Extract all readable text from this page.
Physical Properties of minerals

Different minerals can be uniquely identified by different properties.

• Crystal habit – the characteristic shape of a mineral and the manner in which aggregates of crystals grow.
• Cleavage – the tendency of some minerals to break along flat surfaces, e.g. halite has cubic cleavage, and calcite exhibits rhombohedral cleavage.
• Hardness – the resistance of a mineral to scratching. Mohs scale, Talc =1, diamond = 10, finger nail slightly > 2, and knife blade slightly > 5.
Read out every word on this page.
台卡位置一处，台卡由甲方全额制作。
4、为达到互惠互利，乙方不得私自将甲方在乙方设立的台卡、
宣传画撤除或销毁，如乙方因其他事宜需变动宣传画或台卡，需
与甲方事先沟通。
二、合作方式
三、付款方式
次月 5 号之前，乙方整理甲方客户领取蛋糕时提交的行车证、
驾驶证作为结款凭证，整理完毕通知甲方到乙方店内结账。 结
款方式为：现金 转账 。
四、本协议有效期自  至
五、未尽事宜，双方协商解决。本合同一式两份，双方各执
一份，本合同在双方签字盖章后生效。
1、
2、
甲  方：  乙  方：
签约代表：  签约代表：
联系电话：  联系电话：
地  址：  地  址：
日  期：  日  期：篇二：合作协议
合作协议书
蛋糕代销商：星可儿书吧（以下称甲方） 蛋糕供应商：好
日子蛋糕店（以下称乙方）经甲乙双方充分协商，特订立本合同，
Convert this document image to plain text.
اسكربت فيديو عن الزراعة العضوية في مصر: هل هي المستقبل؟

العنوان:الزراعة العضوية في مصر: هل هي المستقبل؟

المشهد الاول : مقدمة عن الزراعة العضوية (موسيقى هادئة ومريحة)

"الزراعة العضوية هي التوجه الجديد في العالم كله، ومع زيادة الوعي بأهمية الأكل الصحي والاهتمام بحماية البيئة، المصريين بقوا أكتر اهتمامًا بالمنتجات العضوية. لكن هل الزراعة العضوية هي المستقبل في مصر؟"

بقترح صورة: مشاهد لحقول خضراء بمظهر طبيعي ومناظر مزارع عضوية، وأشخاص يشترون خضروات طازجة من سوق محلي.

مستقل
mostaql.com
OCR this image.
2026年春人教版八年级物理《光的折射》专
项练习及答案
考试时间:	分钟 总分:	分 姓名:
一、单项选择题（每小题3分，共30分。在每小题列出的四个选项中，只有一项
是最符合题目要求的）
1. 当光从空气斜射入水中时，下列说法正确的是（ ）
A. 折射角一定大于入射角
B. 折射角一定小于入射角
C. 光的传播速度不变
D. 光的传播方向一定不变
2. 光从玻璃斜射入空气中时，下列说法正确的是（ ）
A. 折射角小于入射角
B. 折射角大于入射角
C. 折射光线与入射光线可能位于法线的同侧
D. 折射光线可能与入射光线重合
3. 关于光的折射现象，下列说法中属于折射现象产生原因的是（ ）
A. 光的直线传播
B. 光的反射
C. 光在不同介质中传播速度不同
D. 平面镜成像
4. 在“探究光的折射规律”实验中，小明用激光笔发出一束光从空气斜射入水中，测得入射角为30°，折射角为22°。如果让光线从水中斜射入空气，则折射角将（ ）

::::

### SHORT EXERCISE:
Your task is to quote the listing above word for word.

### TASK OUTPUT:
Extract all readable text from this page.
Physical Properties of minerals

Different minerals can be uniquely identified by different properties.

• Crystal habit – the characteristic shape of a mineral and the manner in which aggregates of crystals grow.
• Cleavage – the tendency of some minerals to break along flat surfaces, e.g. halite has cubic cleavage, and calcite exhibits rhombohedral cleavage.
• Hardness – the resistance of a mineral to scratching. Mohs scale, Talc =1, diamond = 10, finger nail slightly > 2, and knife blade slightly > 5.
Read out every word on this page.
台卡位置一处，台卡由甲方全额制作。
4、为达到互惠互利，乙方不得私自将甲方在乙方设立的台卡、
宣传画撤除或销毁，如乙方因其他事宜需变动宣传画或台卡，需
与甲方事先沟通。
二、合作方式
三、付款方式
次月 5 号之前，乙方整理甲方客户领取蛋糕时提交的行车证、
驾驶证作为结款凭证，整理完毕通知甲方到乙方店内结账。 结
款方式为：现金 转账 。
四、本协议有效期自  至
五、未尽事宜，双方协商解决。本合同一式两份，双方各执
一份，本合同在双方签字盖章后生效。
1、
2、
甲  方：  乙  方：
签约代表：  签约代表：
联系电话：  联系电话：
地  址：  地  址：
日  期：  日  期：篇二：合作协议
合作协议书
蛋糕代销商：星可儿书吧（以下称甲方） 蛋糕供应商：好
日子蛋糕店（以下称乙方）经甲乙双方充分协商，特订立本合同，
Convert this document image to plain text.
اسكربت فيديو عن الزراعة العضوية في مصر: هل هي المستقبل؟

العنوان:الزراعة العضوية في مصر: هل هي المستقبل؟

المشهد الاول : مقدمة عن الزراعة العضوية (موسيقى هادئة ومريحة)

"الزراعة العضوية هي التوجه الجديد في العالم كله، ومع زيادة الوعي بأهمية الأكل الصحي والاهتمام بحماية البيئة، المصريين بقوا أكتر اهتمامًا بالمنتجات العضوية. لكن هل الزراعة العضوية هي المستقبل في مصر؟"

بقترح صورة: مشاهد لحقول خضراء بمظهر طبيعي ومناظر مزارع عضوية، وأشخاص يشترون خضروات طازجة من سوق محلي.

مستقل
mostaql.com
OCR this image.
2026年春人教版八年级物理《光的折射》专
项练习及答案
考试时间:	分钟 总分:	分 姓名:
一、单项选择题（每小题3分，共30分。在每小题列出的四个选项中，只有一项
是最符合题目要求的）
1. 当光从空气斜射入水中时，下列说法正确的是（ ）
A. 折射角一定大于入射角
B. 折射角一定小于入射角
C. 光的传播速度不变
D. 光的传播方向一定不变
2. 光从玻璃斜射入空气中时，下列说法正确的是（ ）
A. 折射角小于入射角
B. 折射角大于入射角
C. 折射光线与入射光线可能位于法线的同侧
D. 折射光线可能与入射光线重合
3. 关于光的折射现象，下列说法中属于折射现象产生原因的是（ ）
A. 光的直线传播
B. 光的反射
C. 光在不同介质中传播速度不同
D. 平面镜成像
4. 在“探究光的折射规律”实验中，小明用激光笔发出一束光从空气斜射入水中，测得入射角为30°，折射角为22°。如果让光线从水中斜射入空气，则折射角将（ ）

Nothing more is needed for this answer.